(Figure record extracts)
-- Start --

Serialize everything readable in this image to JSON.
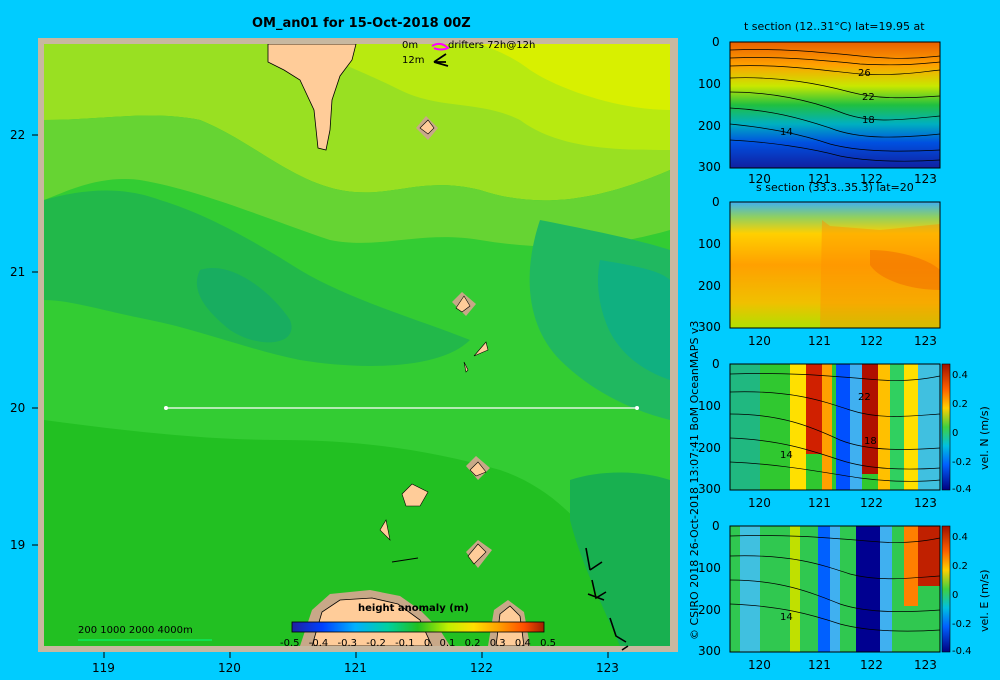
{
  "main_map": {
    "title": "OM_an01 for 15-Oct-2018 00Z",
    "x_ticks": [
      "119",
      "120",
      "121",
      "122",
      "123"
    ],
    "y_ticks": [
      "22",
      "21",
      "20",
      "19"
    ],
    "legend": {
      "current_0m": "0m",
      "current_12m": "12m",
      "drifters": "drifters 72h@12h"
    },
    "depth_scale": "200  1000  2000  4000m",
    "colorbar": {
      "label": "height anomaly (m)",
      "ticks": [
        "-0.5",
        "-0.4",
        "-0.3",
        "-0.2",
        "-0.1",
        "0",
        "0.1",
        "0.2",
        "0.3",
        "0.4",
        "0.5"
      ]
    }
  },
  "sections": [
    {
      "title": "t section (12..31°C) lat=19.95 at",
      "y_ticks": [
        "0",
        "100",
        "200",
        "300"
      ],
      "x_ticks": [
        "120",
        "121",
        "122",
        "123"
      ],
      "contour_labels": [
        "26",
        "22",
        "18",
        "14"
      ]
    },
    {
      "title": "s section (33.3..35.3) lat=20",
      "y_ticks": [
        "0",
        "100",
        "200",
        "300"
      ],
      "x_ticks": [
        "120",
        "121",
        "122",
        "123"
      ]
    },
    {
      "y_ticks": [
        "0",
        "100",
        "200",
        "300"
      ],
      "x_ticks": [
        "120",
        "121",
        "122",
        "123"
      ],
      "contour_labels": [
        "22",
        "18",
        "14"
      ],
      "colorbar_label": "vel. N (m/s)",
      "colorbar_ticks": [
        "0.4",
        "0.2",
        "0",
        "-0.2",
        "-0.4"
      ]
    },
    {
      "y_ticks": [
        "0",
        "100",
        "200",
        "300"
      ],
      "x_ticks": [
        "120",
        "121",
        "122",
        "123"
      ],
      "contour_labels": [
        "14"
      ],
      "colorbar_label": "vel. E (m/s)",
      "colorbar_ticks": [
        "0.4",
        "0.2",
        "0",
        "-0.2",
        "-0.4"
      ]
    }
  ],
  "credit": "© CSIRO 2018   26-Oct-2018 13:07:41 BoM OceanMAPS v3",
  "colors": {
    "background": "#00ccff",
    "land": "#ffcc99",
    "shelf": "#c8a888",
    "ssh_low": "#00a050",
    "ssh_high": "#e8f000"
  }
}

-- End --

# Instructions to follow
Print each of the records above exactly as written, leaving no picture in the copy.

# Exercise solution
Serialize everything readable in this image to JSON.
{
  "main_map": {
    "title": "OM_an01 for 15-Oct-2018 00Z",
    "x_ticks": [
      "119",
      "120",
      "121",
      "122",
      "123"
    ],
    "y_ticks": [
      "22",
      "21",
      "20",
      "19"
    ],
    "legend": {
      "current_0m": "0m",
      "current_12m": "12m",
      "drifters": "drifters 72h@12h"
    },
    "depth_scale": "200  1000  2000  4000m",
    "colorbar": {
      "label": "height anomaly (m)",
      "ticks": [
        "-0.5",
        "-0.4",
        "-0.3",
        "-0.2",
        "-0.1",
        "0",
        "0.1",
        "0.2",
        "0.3",
        "0.4",
        "0.5"
      ]
    }
  },
  "sections": [
    {
      "title": "t section (12..31°C) lat=19.95 at",
      "y_ticks": [
        "0",
        "100",
        "200",
        "300"
      ],
      "x_ticks": [
        "120",
        "121",
        "122",
        "123"
      ],
      "contour_labels": [
        "26",
        "22",
        "18",
        "14"
      ]
    },
    {
      "title": "s section (33.3..35.3) lat=20",
      "y_ticks": [
        "0",
        "100",
        "200",
        "300"
      ],
      "x_ticks": [
        "120",
        "121",
        "122",
        "123"
      ]
    },
    {
      "y_ticks": [
        "0",
        "100",
        "200",
        "300"
      ],
      "x_ticks": [
        "120",
        "121",
        "122",
        "123"
      ],
      "contour_labels": [
        "22",
        "18",
        "14"
      ],
      "colorbar_label": "vel. N (m/s)",
      "colorbar_ticks": [
        "0.4",
        "0.2",
        "0",
        "-0.2",
        "-0.4"
      ]
    },
    {
      "y_ticks": [
        "0",
        "100",
        "200",
        "300"
      ],
      "x_ticks": [
        "120",
        "121",
        "122",
        "123"
      ],
      "contour_labels": [
        "14"
      ],
      "colorbar_label": "vel. E (m/s)",
      "colorbar_ticks": [
        "0.4",
        "0.2",
        "0",
        "-0.2",
        "-0.4"
      ]
    }
  ],
  "credit": "© CSIRO 2018   26-Oct-2018 13:07:41 BoM OceanMAPS v3",
  "colors": {
    "background": "#00ccff",
    "land": "#ffcc99",
    "shelf": "#c8a888",
    "ssh_low": "#00a050",
    "ssh_high": "#e8f000"
  }
}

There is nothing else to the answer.